=== Task requirements ===
Update the items below by replacing every "쉬는 시간" with "휴식 시간", keeping everything else the same and leaving out the pictures.

=== Task inputs ===
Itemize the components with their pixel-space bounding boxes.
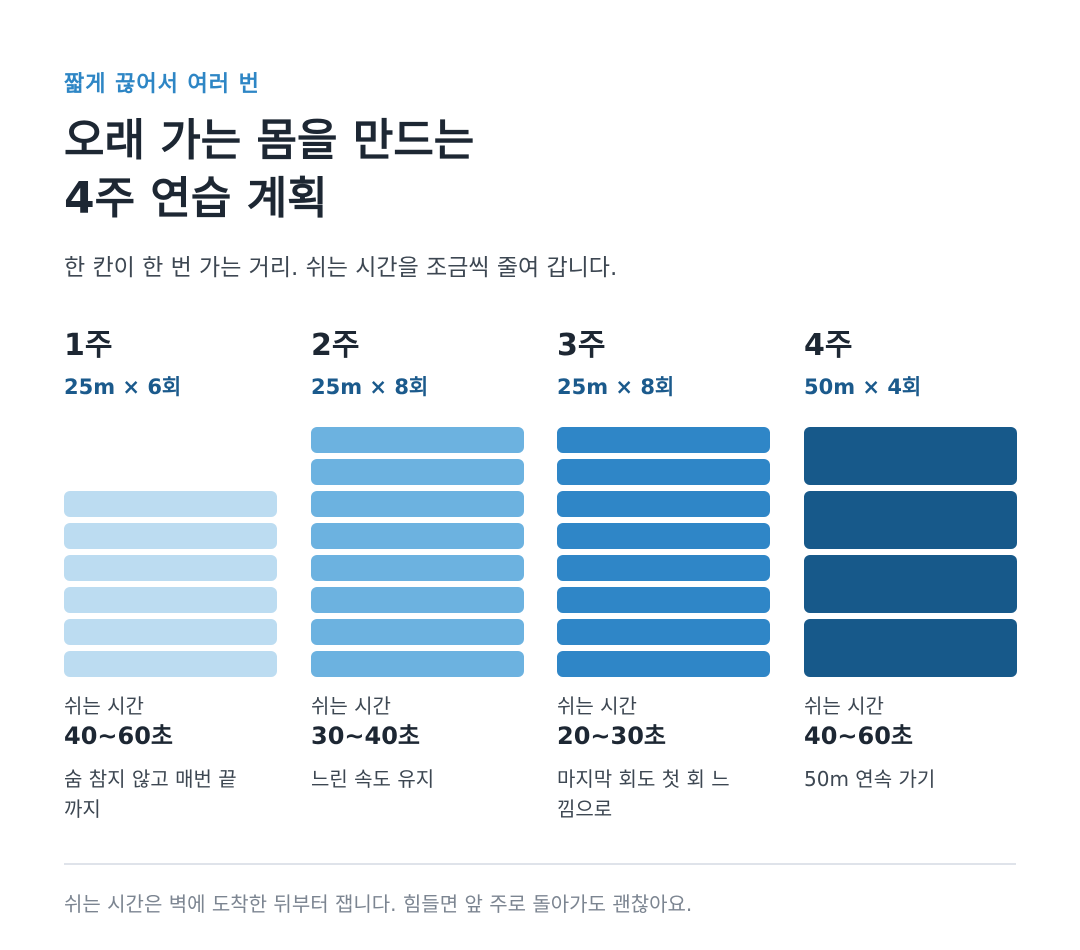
rest-value: 40~60초 xyxy=(804,722,913,750)
rep-bar xyxy=(64,619,277,645)
week-spec: 25m × 8회 xyxy=(311,375,429,399)
week-note: 숨 참지 않고 매번 끝까지 xyxy=(64,767,237,821)
rep-bar xyxy=(64,491,277,517)
rep-bar xyxy=(311,459,524,485)
rest-label: 쉬는 시간 xyxy=(804,694,884,718)
week-column-4: 4주 50m × 4회 쉬는 시간 40~60초 50m 연속 가기 xyxy=(804,326,1017,791)
rep-bar xyxy=(64,523,277,549)
week-column-1: 1주 25m × 6회 쉬는 시간 40~60초 숨 참지 않고 매번 끝까지 xyxy=(64,326,277,821)
divider xyxy=(64,863,1016,865)
rep-bar xyxy=(64,587,277,613)
rep-bar xyxy=(311,587,524,613)
subtitle: 한 칸이 한 번 가는 거리. 쉬는 시간을 조금씩 줄여 갑니다. xyxy=(64,255,618,281)
page-title: 오래 가는 몸을 만드는 4주 연습 계획 xyxy=(64,112,474,228)
week-note: 마지막 회도 첫 회 느낌으로 xyxy=(557,767,730,821)
week-info: 쉬는 시간 40~60초 숨 참지 않고 매번 끝까지 xyxy=(64,692,277,824)
week-label: 1주 xyxy=(64,328,113,363)
rep-bar xyxy=(557,619,770,645)
week-spec: 25m × 8회 xyxy=(557,375,675,399)
rep-bar xyxy=(557,427,770,453)
rep-bar xyxy=(64,651,277,677)
rest-label: 쉬는 시간 xyxy=(557,694,637,718)
week-column-3: 3주 25m × 8회 쉬는 시간 20~30초 마지막 회도 첫 회 느낌으로 xyxy=(557,326,770,821)
week-label: 4주 xyxy=(804,328,853,363)
week-note: 50m 연속 가기 xyxy=(804,767,936,791)
week-spec: 25m × 6회 xyxy=(64,375,182,399)
week-label: 2주 xyxy=(311,328,360,363)
rep-bar xyxy=(804,555,1017,613)
rep-bar xyxy=(557,523,770,549)
rest-label: 쉬는 시간 xyxy=(64,694,144,718)
rep-bar xyxy=(557,587,770,613)
rep-bar xyxy=(557,555,770,581)
rep-bar xyxy=(557,491,770,517)
eyebrow: 짧게 끊어서 여러 번 xyxy=(64,72,260,97)
week-spec: 50m × 4회 xyxy=(804,375,922,399)
rep-bars xyxy=(804,427,1017,677)
week-info: 쉬는 시간 40~60초 50m 연속 가기 xyxy=(804,692,1017,794)
rest-label: 쉬는 시간 xyxy=(311,694,391,718)
rep-bar xyxy=(311,555,524,581)
rep-bar xyxy=(804,491,1017,549)
rep-bar xyxy=(311,651,524,677)
rep-bars xyxy=(557,427,770,677)
week-info: 쉬는 시간 30~40초 느린 속도 유지 xyxy=(311,692,524,794)
rep-bar xyxy=(557,651,770,677)
rest-value: 40~60초 xyxy=(64,722,173,750)
week-column-2: 2주 25m × 8회 쉬는 시간 30~40초 느린 속도 유지 xyxy=(311,326,524,791)
rep-bars xyxy=(311,427,524,677)
week-info: 쉬는 시간 20~30초 마지막 회도 첫 회 느낌으로 xyxy=(557,692,770,824)
week-label: 3주 xyxy=(557,328,606,363)
rep-bars xyxy=(64,427,277,677)
rep-bar xyxy=(557,459,770,485)
footnote: 쉬는 시간은 벽에 도착한 뒤부터 잽니다. 힘들면 앞 주로 돌아가도 괜찮아… xyxy=(64,892,693,916)
rep-bar xyxy=(64,555,277,581)
title-line-2: 4주 연습 계획 xyxy=(64,173,328,224)
rep-bar xyxy=(311,491,524,517)
rest-value: 20~30초 xyxy=(557,722,666,750)
title-line-1: 오래 가는 몸을 만드는 xyxy=(64,115,475,166)
rep-bar xyxy=(804,619,1017,677)
rest-value: 30~40초 xyxy=(311,722,420,750)
rep-bar xyxy=(311,619,524,645)
rep-bar xyxy=(311,427,524,453)
week-note: 느린 속도 유지 xyxy=(311,767,435,791)
rep-bar xyxy=(804,427,1017,485)
rep-bar xyxy=(311,523,524,549)
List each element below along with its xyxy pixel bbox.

=== Solution below ===
Itemize the components with their pixel-space bounding boxes.
rest-value: 40~60초 xyxy=(804,722,913,750)
rep-bar xyxy=(64,619,277,645)
week-spec: 25m × 8회 xyxy=(311,375,429,399)
week-note: 숨 참지 않고 매번 끝까지 xyxy=(64,767,237,821)
rep-bar xyxy=(64,491,277,517)
rep-bar xyxy=(311,459,524,485)
rest-label: 휴식 시간 xyxy=(804,694,884,718)
week-column-4: 4주 50m × 4회 휴식 시간 40~60초 50m 연속 가기 xyxy=(804,326,1017,791)
rep-bar xyxy=(64,523,277,549)
week-column-1: 1주 25m × 6회 휴식 시간 40~60초 숨 참지 않고 매번 끝까지 xyxy=(64,326,277,821)
divider xyxy=(64,863,1016,865)
rep-bar xyxy=(64,587,277,613)
rep-bar xyxy=(311,587,524,613)
subtitle: 한 칸이 한 번 가는 거리. 휴식 시간을 조금씩 줄여 갑니다. xyxy=(64,255,618,281)
page-title: 오래 가는 몸을 만드는 4주 연습 계획 xyxy=(64,112,474,228)
week-note: 마지막 회도 첫 회 느낌으로 xyxy=(557,767,730,821)
week-info: 휴식 시간 40~60초 숨 참지 않고 매번 끝까지 xyxy=(64,692,277,824)
week-label: 1주 xyxy=(64,328,113,363)
rep-bar xyxy=(557,619,770,645)
week-spec: 25m × 8회 xyxy=(557,375,675,399)
rep-bar xyxy=(557,427,770,453)
rep-bar xyxy=(64,651,277,677)
rest-label: 휴식 시간 xyxy=(557,694,637,718)
week-column-3: 3주 25m × 8회 휴식 시간 20~30초 마지막 회도 첫 회 느낌으로 xyxy=(557,326,770,821)
week-label: 4주 xyxy=(804,328,853,363)
week-note: 50m 연속 가기 xyxy=(804,767,936,791)
week-spec: 25m × 6회 xyxy=(64,375,182,399)
week-label: 2주 xyxy=(311,328,360,363)
rep-bar xyxy=(804,555,1017,613)
rep-bar xyxy=(557,523,770,549)
rest-label: 휴식 시간 xyxy=(64,694,144,718)
rep-bar xyxy=(557,587,770,613)
rep-bar xyxy=(557,555,770,581)
rep-bar xyxy=(557,491,770,517)
eyebrow: 짧게 끊어서 여러 번 xyxy=(64,72,260,97)
week-spec: 50m × 4회 xyxy=(804,375,922,399)
rep-bars xyxy=(804,427,1017,677)
week-info: 휴식 시간 40~60초 50m 연속 가기 xyxy=(804,692,1017,794)
rest-label: 휴식 시간 xyxy=(311,694,391,718)
rep-bar xyxy=(311,555,524,581)
rep-bar xyxy=(804,491,1017,549)
rep-bar xyxy=(311,651,524,677)
rep-bars xyxy=(557,427,770,677)
week-info: 휴식 시간 30~40초 느린 속도 유지 xyxy=(311,692,524,794)
rep-bar xyxy=(557,651,770,677)
rest-value: 40~60초 xyxy=(64,722,173,750)
week-column-2: 2주 25m × 8회 휴식 시간 30~40초 느린 속도 유지 xyxy=(311,326,524,791)
rep-bars xyxy=(311,427,524,677)
week-info: 휴식 시간 20~30초 마지막 회도 첫 회 느낌으로 xyxy=(557,692,770,824)
week-label: 3주 xyxy=(557,328,606,363)
rep-bars xyxy=(64,427,277,677)
rep-bar xyxy=(557,459,770,485)
footnote: 휴식 시간은 벽에 도착한 뒤부터 잽니다. 힘들면 앞 주로 돌아가도 괜찮아… xyxy=(64,892,693,916)
rep-bar xyxy=(64,555,277,581)
title-line-2: 4주 연습 계획 xyxy=(64,173,328,224)
rep-bar xyxy=(311,491,524,517)
rest-value: 20~30초 xyxy=(557,722,666,750)
title-line-1: 오래 가는 몸을 만드는 xyxy=(64,115,475,166)
rep-bar xyxy=(804,619,1017,677)
rest-value: 30~40초 xyxy=(311,722,420,750)
rep-bar xyxy=(311,619,524,645)
rep-bar xyxy=(311,427,524,453)
week-note: 느린 속도 유지 xyxy=(311,767,435,791)
rep-bar xyxy=(804,427,1017,485)
rep-bar xyxy=(311,523,524,549)
List each element below along with its xyxy pixel bbox.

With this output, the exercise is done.